[begin Record extracts]
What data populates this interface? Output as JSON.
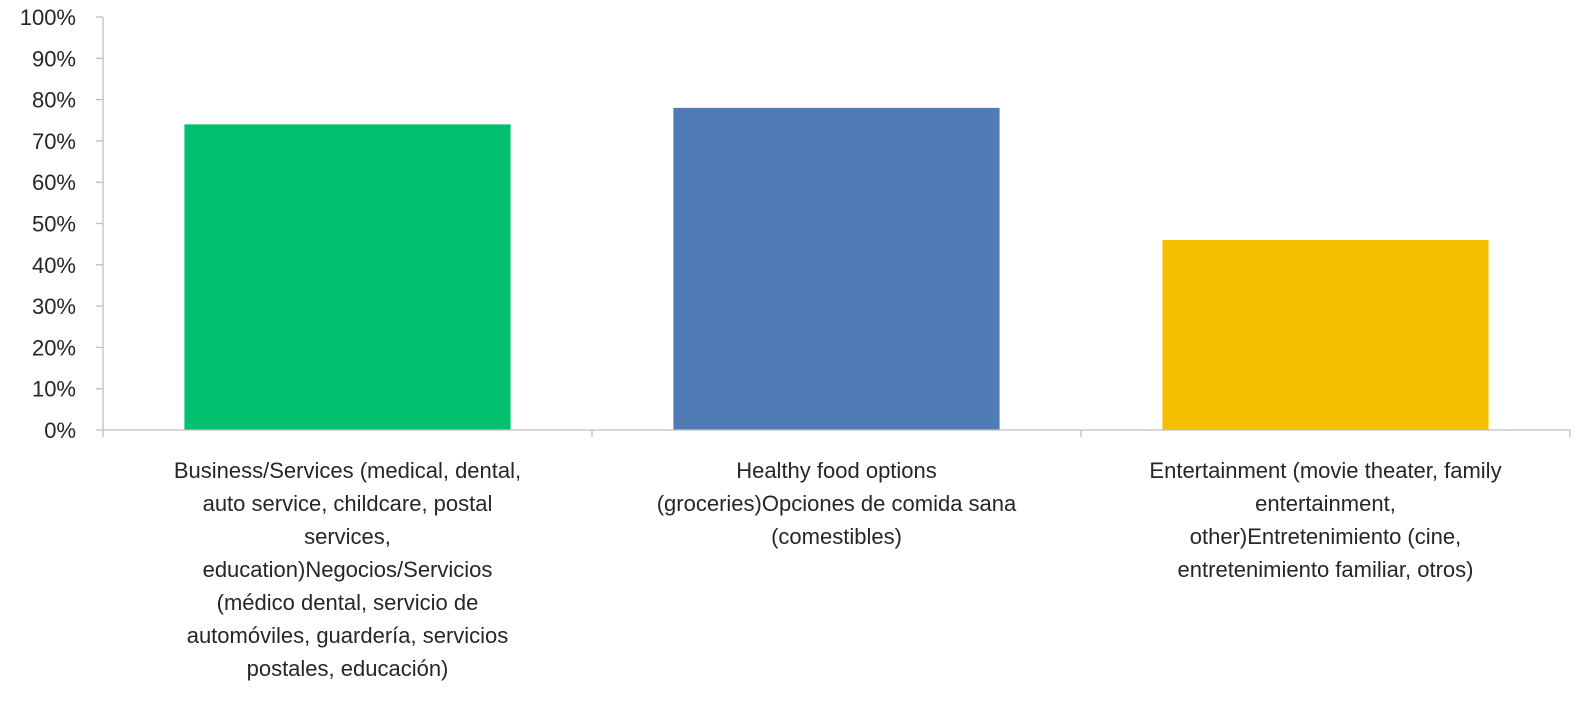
{
  "chart_data": {
    "type": "bar",
    "title": "",
    "xlabel": "",
    "ylabel": "",
    "ylim": [
      0,
      100
    ],
    "y_ticks": [
      "0%",
      "10%",
      "20%",
      "30%",
      "40%",
      "50%",
      "60%",
      "70%",
      "80%",
      "90%",
      "100%"
    ],
    "grid": false,
    "legend": "none",
    "categories": [
      "Business/Services (medical, dental, auto service, childcare, postal services, education)Negocios/Servicios (médico dental, servicio de automóviles, guardería, servicios postales, educación)",
      "Healthy food options (groceries)Opciones de comida sana (comestibles)",
      "Entertainment (movie theater, family entertainment, other)Entretenimiento (cine, entretenimiento familiar, otros)"
    ],
    "category_label_lines": [
      [
        "Business/Services (medical, dental,",
        "auto service, childcare, postal",
        "services,",
        "education)Negocios/Servicios",
        "(médico dental, servicio de",
        "automóviles, guardería, servicios",
        "postales, educación)"
      ],
      [
        "Healthy food options",
        "(groceries)Opciones de comida sana",
        "(comestibles)"
      ],
      [
        "Entertainment (movie theater, family",
        "entertainment,",
        "other)Entretenimiento (cine,",
        "entretenimiento familiar, otros)"
      ]
    ],
    "values": [
      74,
      78,
      46
    ],
    "colors": [
      "#00BF6F",
      "#507CB6",
      "#F6BF00"
    ],
    "axis_color": "#BFBFBF"
  }
}
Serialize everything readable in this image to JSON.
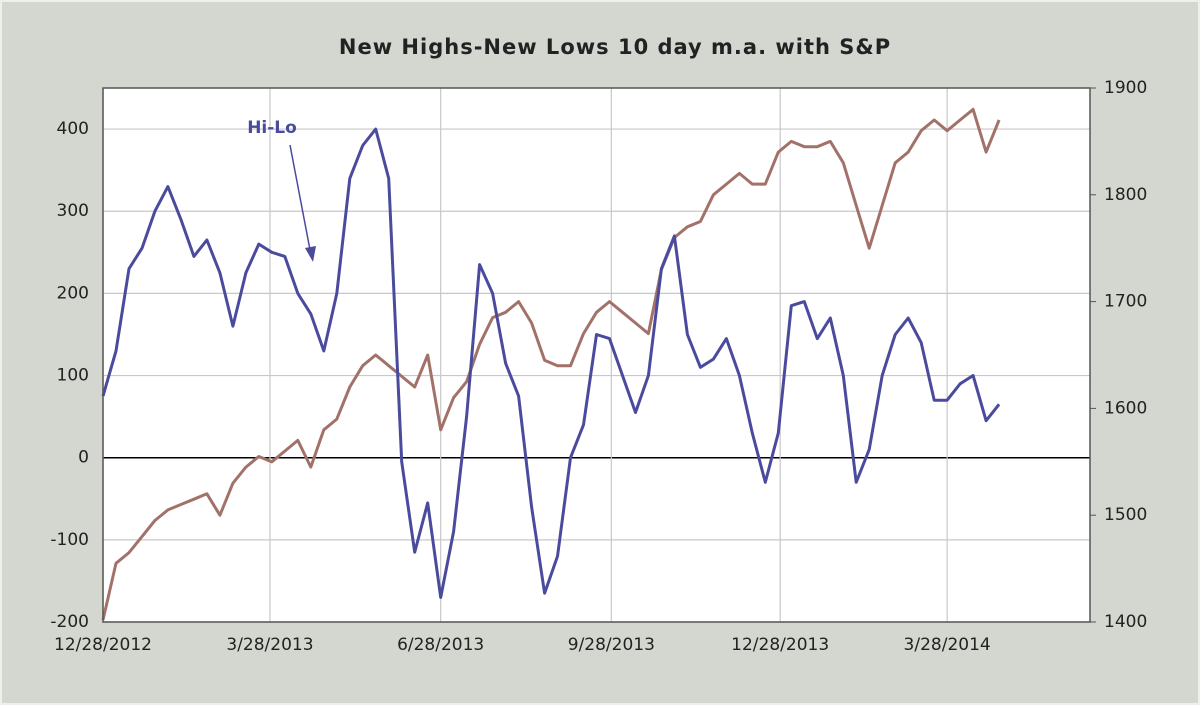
{
  "chart_data": {
    "type": "line",
    "title": "New Highs-New Lows 10 day m.a. with S&P",
    "annotation": "Hi-Lo",
    "x": [
      "12/28/2012",
      "1/4/2013",
      "1/11/2013",
      "1/18/2013",
      "1/25/2013",
      "2/1/2013",
      "2/8/2013",
      "2/15/2013",
      "2/22/2013",
      "3/1/2013",
      "3/8/2013",
      "3/15/2013",
      "3/22/2013",
      "3/29/2013",
      "4/5/2013",
      "4/12/2013",
      "4/19/2013",
      "4/26/2013",
      "5/3/2013",
      "5/10/2013",
      "5/17/2013",
      "5/24/2013",
      "5/31/2013",
      "6/7/2013",
      "6/14/2013",
      "6/21/2013",
      "6/28/2013",
      "7/5/2013",
      "7/12/2013",
      "7/19/2013",
      "7/26/2013",
      "8/2/2013",
      "8/9/2013",
      "8/16/2013",
      "8/23/2013",
      "8/30/2013",
      "9/6/2013",
      "9/13/2013",
      "9/20/2013",
      "9/27/2013",
      "10/4/2013",
      "10/11/2013",
      "10/18/2013",
      "10/25/2013",
      "11/1/2013",
      "11/8/2013",
      "11/15/2013",
      "11/22/2013",
      "11/29/2013",
      "12/6/2013",
      "12/13/2013",
      "12/20/2013",
      "12/27/2013",
      "1/3/2014",
      "1/10/2014",
      "1/17/2014",
      "1/24/2014",
      "1/31/2014",
      "2/7/2014",
      "2/14/2014",
      "2/21/2014",
      "2/28/2014",
      "3/7/2014",
      "3/14/2014",
      "3/21/2014",
      "3/28/2014",
      "4/4/2014",
      "4/11/2014",
      "4/18/2014",
      "4/25/2014"
    ],
    "series": [
      {
        "name": "Hi-Lo",
        "color": "#4b4b9e",
        "axis": "y",
        "values": [
          75,
          130,
          230,
          255,
          300,
          330,
          290,
          245,
          265,
          225,
          160,
          225,
          260,
          250,
          245,
          200,
          175,
          130,
          200,
          340,
          380,
          400,
          340,
          -5,
          -115,
          -55,
          -170,
          -90,
          50,
          235,
          200,
          115,
          75,
          -60,
          -165,
          -120,
          0,
          40,
          150,
          145,
          100,
          55,
          100,
          230,
          270,
          150,
          110,
          120,
          145,
          100,
          30,
          -30,
          30,
          185,
          190,
          145,
          170,
          100,
          -30,
          10,
          100,
          150,
          170,
          140,
          70,
          70,
          90,
          100,
          45,
          65
        ]
      },
      {
        "color": "#a2726a",
        "axis": "y2",
        "values": [
          1402,
          1455,
          1465,
          1480,
          1495,
          1505,
          1510,
          1515,
          1520,
          1500,
          1530,
          1545,
          1555,
          1550,
          1560,
          1570,
          1545,
          1580,
          1590,
          1620,
          1640,
          1650,
          1640,
          1630,
          1620,
          1650,
          1580,
          1610,
          1625,
          1660,
          1685,
          1690,
          1700,
          1680,
          1645,
          1640,
          1640,
          1670,
          1690,
          1700,
          1690,
          1680,
          1670,
          1730,
          1760,
          1770,
          1775,
          1800,
          1810,
          1820,
          1810,
          1810,
          1840,
          1850,
          1845,
          1845,
          1850,
          1830,
          1790,
          1750,
          1790,
          1830,
          1840,
          1860,
          1870,
          1860,
          1870,
          1880,
          1840,
          1870
        ]
      }
    ],
    "xlim": [
      "12/28/2012",
      "6/13/2014"
    ],
    "xticks": [
      "12/28/2012",
      "3/28/2013",
      "6/28/2013",
      "9/28/2013",
      "12/28/2013",
      "3/28/2014"
    ],
    "ylim": [
      -200,
      450
    ],
    "yticks": [
      -200,
      -100,
      0,
      100,
      200,
      300,
      400
    ],
    "y2lim": [
      1400,
      1900
    ],
    "y2ticks": [
      1400,
      1500,
      1600,
      1700,
      1800,
      1900
    ],
    "grid": true
  }
}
[end Record extracts]
Ignore the images and quote every line of the listing exactly.

What data populates this interface? Output as JSON.
{
  "chart_data": {
    "type": "bar",
    "title": "",
    "xlabel": "",
    "ylabel": "",
    "ylim": [
      0,
      100
    ],
    "y_ticks": [
      "0%",
      "10%",
      "20%",
      "30%",
      "40%",
      "50%",
      "60%",
      "70%",
      "80%",
      "90%",
      "100%"
    ],
    "grid": false,
    "legend": "none",
    "categories": [
      "Business/Services (medical, dental, auto service, childcare, postal services, education)Negocios/Servicios (médico dental, servicio de automóviles, guardería, servicios postales, educación)",
      "Healthy food options (groceries)Opciones de comida sana (comestibles)",
      "Entertainment (movie theater, family entertainment, other)Entretenimiento (cine, entretenimiento familiar, otros)"
    ],
    "category_label_lines": [
      [
        "Business/Services (medical, dental,",
        "auto service, childcare, postal",
        "services,",
        "education)Negocios/Servicios",
        "(médico dental, servicio de",
        "automóviles, guardería, servicios",
        "postales, educación)"
      ],
      [
        "Healthy food options",
        "(groceries)Opciones de comida sana",
        "(comestibles)"
      ],
      [
        "Entertainment (movie theater, family",
        "entertainment,",
        "other)Entretenimiento (cine,",
        "entretenimiento familiar, otros)"
      ]
    ],
    "values": [
      74,
      78,
      46
    ],
    "colors": [
      "#00BF6F",
      "#507CB6",
      "#F6BF00"
    ],
    "axis_color": "#BFBFBF"
  }
}
Serialize everything readable in this image to JSON.
{
  "chart_data": {
    "type": "line",
    "title": "New Highs-New Lows 10 day m.a. with S&P",
    "annotation": "Hi-Lo",
    "x": [
      "12/28/2012",
      "1/4/2013",
      "1/11/2013",
      "1/18/2013",
      "1/25/2013",
      "2/1/2013",
      "2/8/2013",
      "2/15/2013",
      "2/22/2013",
      "3/1/2013",
      "3/8/2013",
      "3/15/2013",
      "3/22/2013",
      "3/29/2013",
      "4/5/2013",
      "4/12/2013",
      "4/19/2013",
      "4/26/2013",
      "5/3/2013",
      "5/10/2013",
      "5/17/2013",
      "5/24/2013",
      "5/31/2013",
      "6/7/2013",
      "6/14/2013",
      "6/21/2013",
      "6/28/2013",
      "7/5/2013",
      "7/12/2013",
      "7/19/2013",
      "7/26/2013",
      "8/2/2013",
      "8/9/2013",
      "8/16/2013",
      "8/23/2013",
      "8/30/2013",
      "9/6/2013",
      "9/13/2013",
      "9/20/2013",
      "9/27/2013",
      "10/4/2013",
      "10/11/2013",
      "10/18/2013",
      "10/25/2013",
      "11/1/2013",
      "11/8/2013",
      "11/15/2013",
      "11/22/2013",
      "11/29/2013",
      "12/6/2013",
      "12/13/2013",
      "12/20/2013",
      "12/27/2013",
      "1/3/2014",
      "1/10/2014",
      "1/17/2014",
      "1/24/2014",
      "1/31/2014",
      "2/7/2014",
      "2/14/2014",
      "2/21/2014",
      "2/28/2014",
      "3/7/2014",
      "3/14/2014",
      "3/21/2014",
      "3/28/2014",
      "4/4/2014",
      "4/11/2014",
      "4/18/2014",
      "4/25/2014"
    ],
    "series": [
      {
        "name": "Hi-Lo",
        "color": "#4b4b9e",
        "axis": "y",
        "values": [
          75,
          130,
          230,
          255,
          300,
          330,
          290,
          245,
          265,
          225,
          160,
          225,
          260,
          250,
          245,
          200,
          175,
          130,
          200,
          340,
          380,
          400,
          340,
          -5,
          -115,
          -55,
          -170,
          -90,
          50,
          235,
          200,
          115,
          75,
          -60,
          -165,
          -120,
          0,
          40,
          150,
          145,
          100,
          55,
          100,
          230,
          270,
          150,
          110,
          120,
          145,
          100,
          30,
          -30,
          30,
          185,
          190,
          145,
          170,
          100,
          -30,
          10,
          100,
          150,
          170,
          140,
          70,
          70,
          90,
          100,
          45,
          65
        ]
      },
      {
        "color": "#a2726a",
        "axis": "y2",
        "values": [
          1402,
          1455,
          1465,
          1480,
          1495,
          1505,
          1510,
          1515,
          1520,
          1500,
          1530,
          1545,
          1555,
          1550,
          1560,
          1570,
          1545,
          1580,
          1590,
          1620,
          1640,
          1650,
          1640,
          1630,
          1620,
          1650,
          1580,
          1610,
          1625,
          1660,
          1685,
          1690,
          1700,
          1680,
          1645,
          1640,
          1640,
          1670,
          1690,
          1700,
          1690,
          1680,
          1670,
          1730,
          1760,
          1770,
          1775,
          1800,
          1810,
          1820,
          1810,
          1810,
          1840,
          1850,
          1845,
          1845,
          1850,
          1830,
          1790,
          1750,
          1790,
          1830,
          1840,
          1860,
          1870,
          1860,
          1870,
          1880,
          1840,
          1870
        ]
      }
    ],
    "xlim": [
      "12/28/2012",
      "6/13/2014"
    ],
    "xticks": [
      "12/28/2012",
      "3/28/2013",
      "6/28/2013",
      "9/28/2013",
      "12/28/2013",
      "3/28/2014"
    ],
    "ylim": [
      -200,
      450
    ],
    "yticks": [
      -200,
      -100,
      0,
      100,
      200,
      300,
      400
    ],
    "y2lim": [
      1400,
      1900
    ],
    "y2ticks": [
      1400,
      1500,
      1600,
      1700,
      1800,
      1900
    ],
    "grid": true
  }
}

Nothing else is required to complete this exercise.